begin

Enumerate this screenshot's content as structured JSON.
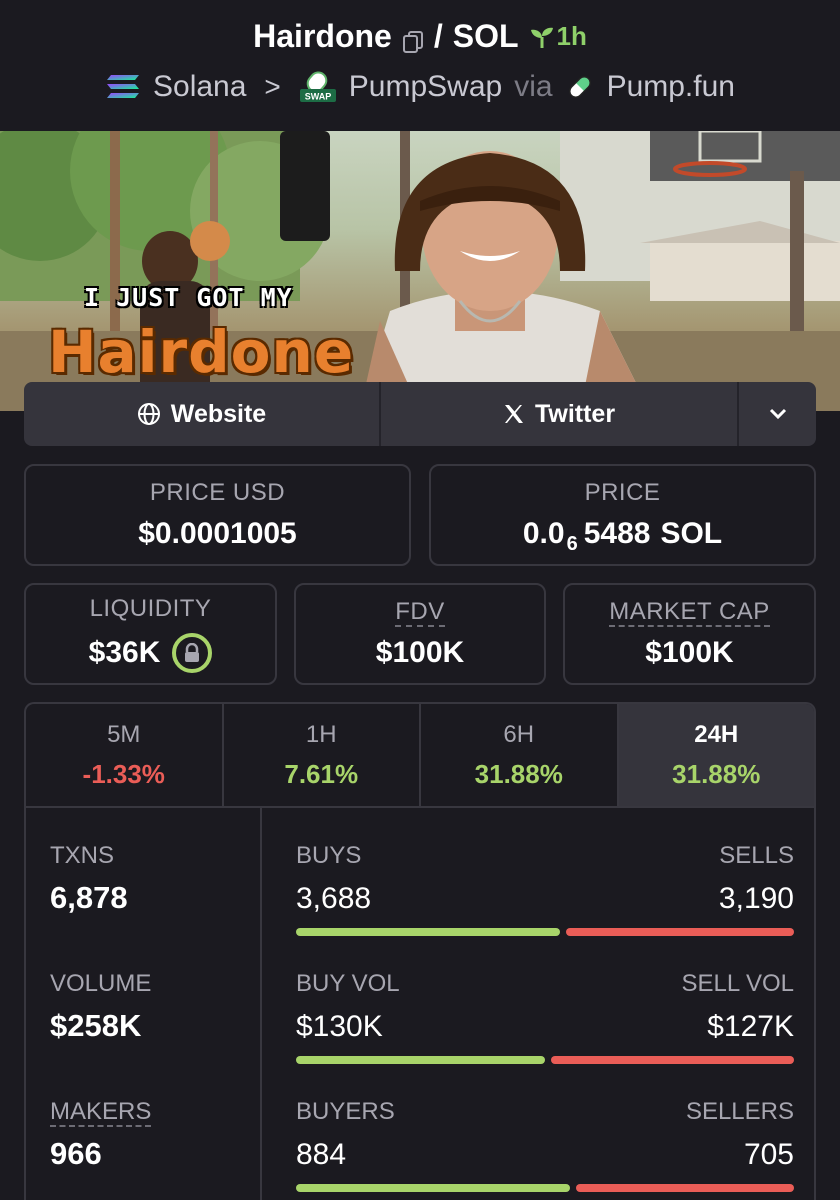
{
  "header": {
    "token": "Hairdone",
    "quote": "SOL",
    "separator": "/",
    "age": "1h",
    "chain": "Solana",
    "dex": "PumpSwap",
    "via": "via",
    "launchpad": "Pump.fun",
    "dex_icon_text": "SWAP"
  },
  "banner": {
    "caption_top": "I JUST GOT MY",
    "caption_main": "Hairdone"
  },
  "links": {
    "website": "Website",
    "twitter": "Twitter"
  },
  "price": {
    "usd_label": "PRICE USD",
    "usd_value": "$0.0001005",
    "native_label": "PRICE",
    "native_prefix": "0.0",
    "native_zeros": "6",
    "native_digits": "5488",
    "native_unit": "SOL"
  },
  "metrics": {
    "liquidity_label": "LIQUIDITY",
    "liquidity_value": "$36K",
    "fdv_label": "FDV",
    "fdv_value": "$100K",
    "mcap_label": "MARKET CAP",
    "mcap_value": "$100K"
  },
  "timeframes": [
    {
      "label": "5M",
      "change": "-1.33%"
    },
    {
      "label": "1H",
      "change": "7.61%"
    },
    {
      "label": "6H",
      "change": "31.88%"
    },
    {
      "label": "24H",
      "change": "31.88%"
    }
  ],
  "stats": {
    "txns_label": "TXNS",
    "txns_value": "6,878",
    "volume_label": "VOLUME",
    "volume_value": "$258K",
    "makers_label": "MAKERS",
    "makers_value": "966",
    "buys_label": "BUYS",
    "buys_value": "3,688",
    "sells_label": "SELLS",
    "sells_value": "3,190",
    "buys_fraction": 0.536,
    "buy_vol_label": "BUY VOL",
    "buy_vol_value": "$130K",
    "sell_vol_label": "SELL VOL",
    "sell_vol_value": "$127K",
    "buy_vol_fraction": 0.506,
    "buyers_label": "BUYERS",
    "buyers_value": "884",
    "sellers_label": "SELLERS",
    "sellers_value": "705",
    "buyers_fraction": 0.556
  },
  "colors": {
    "positive": "#a8d46a",
    "negative": "#ea5d57",
    "background": "#1b1a20",
    "panel": "#35343c"
  }
}
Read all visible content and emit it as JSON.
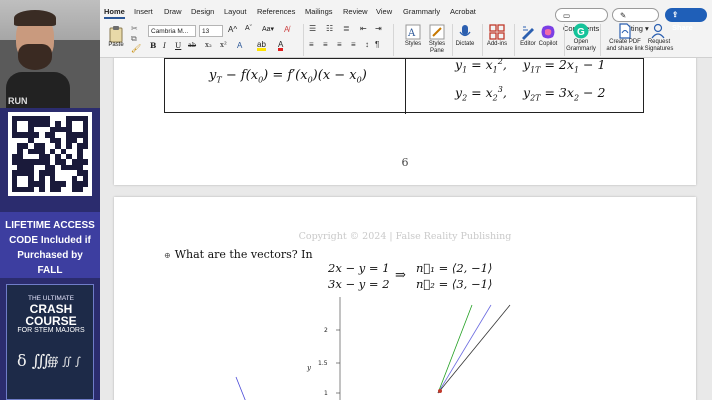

end

Directions for this task
Leave out the pictures and reproduce the rest of the listing exactly.

Expected output
Enumerate this screenshot's content as structured JSON.
{
  "header": {
    "token": "Hairdone",
    "quote": "SOL",
    "separator": "/",
    "age": "1h",
    "chain": "Solana",
    "dex": "PumpSwap",
    "via": "via",
    "launchpad": "Pump.fun",
    "dex_icon_text": "SWAP"
  },
  "banner": {
    "caption_top": "I JUST GOT MY",
    "caption_main": "Hairdone"
  },
  "links": {
    "website": "Website",
    "twitter": "Twitter"
  },
  "price": {
    "usd_label": "PRICE USD",
    "usd_value": "$0.0001005",
    "native_label": "PRICE",
    "native_prefix": "0.0",
    "native_zeros": "6",
    "native_digits": "5488",
    "native_unit": "SOL"
  },
  "metrics": {
    "liquidity_label": "LIQUIDITY",
    "liquidity_value": "$36K",
    "fdv_label": "FDV",
    "fdv_value": "$100K",
    "mcap_label": "MARKET CAP",
    "mcap_value": "$100K"
  },
  "timeframes": [
    {
      "label": "5M",
      "change": "-1.33%"
    },
    {
      "label": "1H",
      "change": "7.61%"
    },
    {
      "label": "6H",
      "change": "31.88%"
    },
    {
      "label": "24H",
      "change": "31.88%"
    }
  ],
  "stats": {
    "txns_label": "TXNS",
    "txns_value": "6,878",
    "volume_label": "VOLUME",
    "volume_value": "$258K",
    "makers_label": "MAKERS",
    "makers_value": "966",
    "buys_label": "BUYS",
    "buys_value": "3,688",
    "sells_label": "SELLS",
    "sells_value": "3,190",
    "buys_fraction": 0.536,
    "buy_vol_label": "BUY VOL",
    "buy_vol_value": "$130K",
    "sell_vol_label": "SELL VOL",
    "sell_vol_value": "$127K",
    "buy_vol_fraction": 0.506,
    "buyers_label": "BUYERS",
    "buyers_value": "884",
    "sellers_label": "SELLERS",
    "sellers_value": "705",
    "buyers_fraction": 0.556
  },
  "colors": {
    "positive": "#a8d46a",
    "negative": "#ea5d57",
    "background": "#1b1a20",
    "panel": "#35343c"
  }
}
Read all visible content and emit it as JSON.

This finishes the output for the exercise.